◆ SHORT PROBLEM:
Reproduce the listing below line for line, with every line unchanged and in the same order.

────

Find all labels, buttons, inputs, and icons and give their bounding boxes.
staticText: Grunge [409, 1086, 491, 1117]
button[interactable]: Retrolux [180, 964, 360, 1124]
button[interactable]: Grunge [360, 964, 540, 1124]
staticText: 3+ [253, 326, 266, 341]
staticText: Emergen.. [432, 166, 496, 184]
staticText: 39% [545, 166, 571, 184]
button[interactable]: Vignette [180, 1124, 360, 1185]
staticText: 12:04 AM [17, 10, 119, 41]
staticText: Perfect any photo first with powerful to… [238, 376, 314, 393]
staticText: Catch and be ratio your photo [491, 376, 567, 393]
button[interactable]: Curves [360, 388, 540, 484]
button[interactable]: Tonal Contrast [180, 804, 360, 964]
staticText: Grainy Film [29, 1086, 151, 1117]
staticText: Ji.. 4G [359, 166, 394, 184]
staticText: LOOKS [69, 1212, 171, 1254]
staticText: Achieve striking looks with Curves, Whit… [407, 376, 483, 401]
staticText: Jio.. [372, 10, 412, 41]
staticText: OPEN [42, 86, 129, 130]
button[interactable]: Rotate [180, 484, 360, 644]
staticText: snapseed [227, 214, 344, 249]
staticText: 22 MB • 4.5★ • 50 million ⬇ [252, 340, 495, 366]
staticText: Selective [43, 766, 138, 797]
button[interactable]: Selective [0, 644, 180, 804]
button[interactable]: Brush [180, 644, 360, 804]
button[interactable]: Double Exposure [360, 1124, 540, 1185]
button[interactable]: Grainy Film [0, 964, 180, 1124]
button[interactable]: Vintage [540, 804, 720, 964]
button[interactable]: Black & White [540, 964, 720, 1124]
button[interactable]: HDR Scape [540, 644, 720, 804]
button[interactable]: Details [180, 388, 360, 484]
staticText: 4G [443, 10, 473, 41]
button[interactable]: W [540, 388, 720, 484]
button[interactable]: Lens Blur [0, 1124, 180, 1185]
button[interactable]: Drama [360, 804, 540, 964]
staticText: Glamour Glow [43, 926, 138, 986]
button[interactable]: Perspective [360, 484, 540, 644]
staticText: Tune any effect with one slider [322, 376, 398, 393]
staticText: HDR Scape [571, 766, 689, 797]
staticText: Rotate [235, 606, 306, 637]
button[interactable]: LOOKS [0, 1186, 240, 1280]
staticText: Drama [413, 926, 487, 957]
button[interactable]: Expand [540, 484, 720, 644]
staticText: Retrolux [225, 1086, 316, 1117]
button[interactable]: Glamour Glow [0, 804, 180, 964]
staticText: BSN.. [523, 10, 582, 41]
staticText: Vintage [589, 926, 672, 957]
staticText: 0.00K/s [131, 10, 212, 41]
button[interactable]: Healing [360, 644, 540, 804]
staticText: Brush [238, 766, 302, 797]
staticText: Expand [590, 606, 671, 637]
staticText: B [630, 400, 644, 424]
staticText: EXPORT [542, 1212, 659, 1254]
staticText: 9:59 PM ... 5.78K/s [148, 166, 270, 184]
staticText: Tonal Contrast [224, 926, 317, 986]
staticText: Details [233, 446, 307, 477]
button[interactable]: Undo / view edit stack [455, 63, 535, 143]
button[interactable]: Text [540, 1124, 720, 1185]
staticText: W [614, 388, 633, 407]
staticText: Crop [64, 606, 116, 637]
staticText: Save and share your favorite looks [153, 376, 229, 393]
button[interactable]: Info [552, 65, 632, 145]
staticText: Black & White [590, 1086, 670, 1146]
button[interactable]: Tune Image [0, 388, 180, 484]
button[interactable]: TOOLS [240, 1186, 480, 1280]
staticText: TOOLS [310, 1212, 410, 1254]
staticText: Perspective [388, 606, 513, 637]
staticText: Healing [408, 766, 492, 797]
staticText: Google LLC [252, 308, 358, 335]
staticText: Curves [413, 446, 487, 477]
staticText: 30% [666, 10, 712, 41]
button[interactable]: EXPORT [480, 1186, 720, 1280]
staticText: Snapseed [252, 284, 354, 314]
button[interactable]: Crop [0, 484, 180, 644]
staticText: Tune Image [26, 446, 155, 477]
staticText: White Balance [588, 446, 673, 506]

────

◆ REPLY TO THE EXERCISE:
Find all labels, buttons, inputs, and icons and give their bounding boxes.
staticText: Grunge [409, 1086, 491, 1117]
button[interactable]: Retrolux [180, 964, 360, 1124]
button[interactable]: Grunge [360, 964, 540, 1124]
staticText: 3+ [253, 326, 266, 341]
staticText: Emergen.. [432, 166, 496, 184]
staticText: 39% [545, 166, 571, 184]
button[interactable]: Vignette [180, 1124, 360, 1185]
staticText: 12:04 AM [17, 10, 119, 41]
staticText: Perfect any photo first with powerful to… [238, 376, 314, 393]
staticText: Catch and be ratio your photo [491, 376, 567, 393]
button[interactable]: Curves [360, 388, 540, 484]
button[interactable]: Tonal Contrast [180, 804, 360, 964]
staticText: Grainy Film [29, 1086, 151, 1117]
staticText: Ji.. 4G [359, 166, 394, 184]
staticText: LOOKS [69, 1212, 171, 1254]
staticText: Achieve striking looks with Curves, Whit… [407, 376, 483, 401]
staticText: Jio.. [372, 10, 412, 41]
staticText: OPEN [42, 86, 129, 130]
button[interactable]: Rotate [180, 484, 360, 644]
staticText: snapseed [227, 214, 344, 249]
staticText: 22 MB • 4.5★ • 50 million ⬇ [252, 340, 495, 366]
staticText: Selective [43, 766, 138, 797]
button[interactable]: Selective [0, 644, 180, 804]
button[interactable]: Brush [180, 644, 360, 804]
button[interactable]: Double Exposure [360, 1124, 540, 1185]
button[interactable]: Grainy Film [0, 964, 180, 1124]
button[interactable]: Vintage [540, 804, 720, 964]
button[interactable]: Black & White [540, 964, 720, 1124]
button[interactable]: HDR Scape [540, 644, 720, 804]
button[interactable]: Details [180, 388, 360, 484]
staticText: 4G [443, 10, 473, 41]
button[interactable]: W [540, 388, 720, 484]
button[interactable]: Lens Blur [0, 1124, 180, 1185]
button[interactable]: Drama [360, 804, 540, 964]
staticText: Glamour Glow [43, 926, 138, 986]
button[interactable]: Perspective [360, 484, 540, 644]
staticText: Tune any effect with one slider [322, 376, 398, 393]
staticText: HDR Scape [571, 766, 689, 797]
staticText: Rotate [235, 606, 306, 637]
button[interactable]: LOOKS [0, 1186, 240, 1280]
staticText: Drama [413, 926, 487, 957]
button[interactable]: Expand [540, 484, 720, 644]
staticText: Retrolux [225, 1086, 316, 1117]
button[interactable]: Glamour Glow [0, 804, 180, 964]
staticText: BSN.. [523, 10, 582, 41]
staticText: Vintage [589, 926, 672, 957]
staticText: 0.00K/s [131, 10, 212, 41]
button[interactable]: Healing [360, 644, 540, 804]
staticText: Brush [238, 766, 302, 797]
staticText: Expand [590, 606, 671, 637]
staticText: B [630, 400, 644, 424]
staticText: EXPORT [542, 1212, 659, 1254]
staticText: 9:59 PM ... 5.78K/s [148, 166, 270, 184]
staticText: Tonal Contrast [224, 926, 317, 986]
staticText: Details [233, 446, 307, 477]
button[interactable]: Undo / view edit stack [455, 63, 535, 143]
button[interactable]: Text [540, 1124, 720, 1185]
staticText: W [614, 388, 633, 407]
staticText: Crop [64, 606, 116, 637]
staticText: Save and share your favorite looks [153, 376, 229, 393]
button[interactable]: Info [552, 65, 632, 145]
staticText: Black & White [590, 1086, 670, 1146]
button[interactable]: Tune Image [0, 388, 180, 484]
button[interactable]: TOOLS [240, 1186, 480, 1280]
staticText: TOOLS [310, 1212, 410, 1254]
staticText: Perspective [388, 606, 513, 637]
staticText: Healing [408, 766, 492, 797]
staticText: Google LLC [252, 308, 358, 335]
staticText: Curves [413, 446, 487, 477]
staticText: 30% [666, 10, 712, 41]
button[interactable]: EXPORT [480, 1186, 720, 1280]
staticText: Snapseed [252, 284, 354, 314]
button[interactable]: Crop [0, 484, 180, 644]
staticText: Tune Image [26, 446, 155, 477]
staticText: White Balance [588, 446, 673, 506]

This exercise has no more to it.